All of the material below is to be restated word for word, apart from the pictures.

_EXTRACTED ENTRIES_.
****************
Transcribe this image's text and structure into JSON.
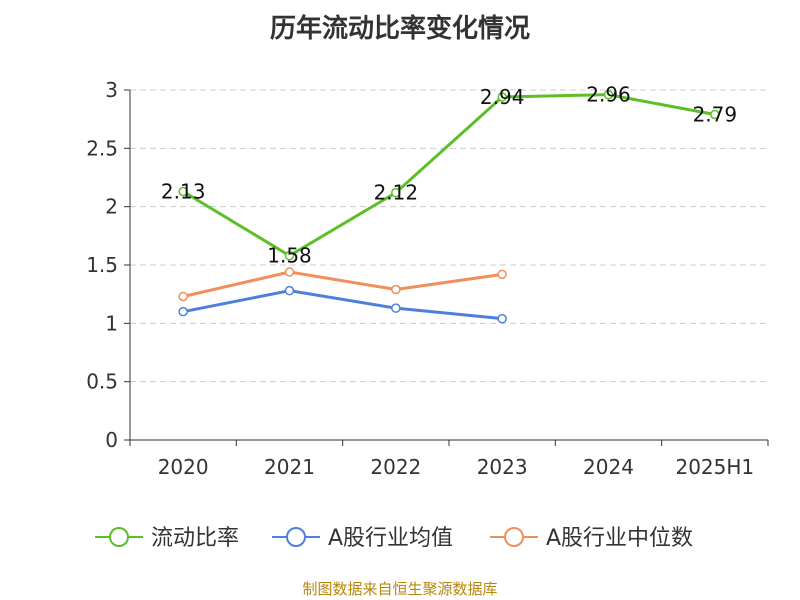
{
  "chart_data": {
    "type": "line",
    "title": "历年流动比率变化情况",
    "categories": [
      "2020",
      "2021",
      "2022",
      "2023",
      "2024",
      "2025H1"
    ],
    "ylim": [
      0,
      3
    ],
    "yticks": [
      0,
      0.5,
      1,
      1.5,
      2,
      2.5,
      3
    ],
    "ytick_labels": [
      "0",
      "0.5",
      "1",
      "1.5",
      "2",
      "2.5",
      "3"
    ],
    "grid": true,
    "legend_position": "bottom",
    "series": [
      {
        "name": "流动比率",
        "color": "#5cbf2a",
        "values": [
          2.13,
          1.58,
          2.12,
          2.94,
          2.96,
          2.79
        ],
        "labels": [
          "2.13",
          "1.58",
          "2.12",
          "2.94",
          "2.96",
          "2.79"
        ],
        "show_labels": true
      },
      {
        "name": "A股行业均值",
        "color": "#4e7fdb",
        "values": [
          1.1,
          1.28,
          1.13,
          1.04,
          null,
          null
        ],
        "show_labels": false
      },
      {
        "name": "A股行业中位数",
        "color": "#f28e5a",
        "values": [
          1.23,
          1.44,
          1.29,
          1.42,
          null,
          null
        ],
        "show_labels": false
      }
    ]
  },
  "footer": "制图数据来自恒生聚源数据库"
}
****************
_ANSWER TO THE EXERCISE_.
Transcribe this image's text and structure into JSON.
{
  "chart_data": {
    "type": "line",
    "title": "历年流动比率变化情况",
    "categories": [
      "2020",
      "2021",
      "2022",
      "2023",
      "2024",
      "2025H1"
    ],
    "ylim": [
      0,
      3
    ],
    "yticks": [
      0,
      0.5,
      1,
      1.5,
      2,
      2.5,
      3
    ],
    "ytick_labels": [
      "0",
      "0.5",
      "1",
      "1.5",
      "2",
      "2.5",
      "3"
    ],
    "grid": true,
    "legend_position": "bottom",
    "series": [
      {
        "name": "流动比率",
        "color": "#5cbf2a",
        "values": [
          2.13,
          1.58,
          2.12,
          2.94,
          2.96,
          2.79
        ],
        "labels": [
          "2.13",
          "1.58",
          "2.12",
          "2.94",
          "2.96",
          "2.79"
        ],
        "show_labels": true
      },
      {
        "name": "A股行业均值",
        "color": "#4e7fdb",
        "values": [
          1.1,
          1.28,
          1.13,
          1.04,
          null,
          null
        ],
        "show_labels": false
      },
      {
        "name": "A股行业中位数",
        "color": "#f28e5a",
        "values": [
          1.23,
          1.44,
          1.29,
          1.42,
          null,
          null
        ],
        "show_labels": false
      }
    ]
  },
  "footer": "制图数据来自恒生聚源数据库"
}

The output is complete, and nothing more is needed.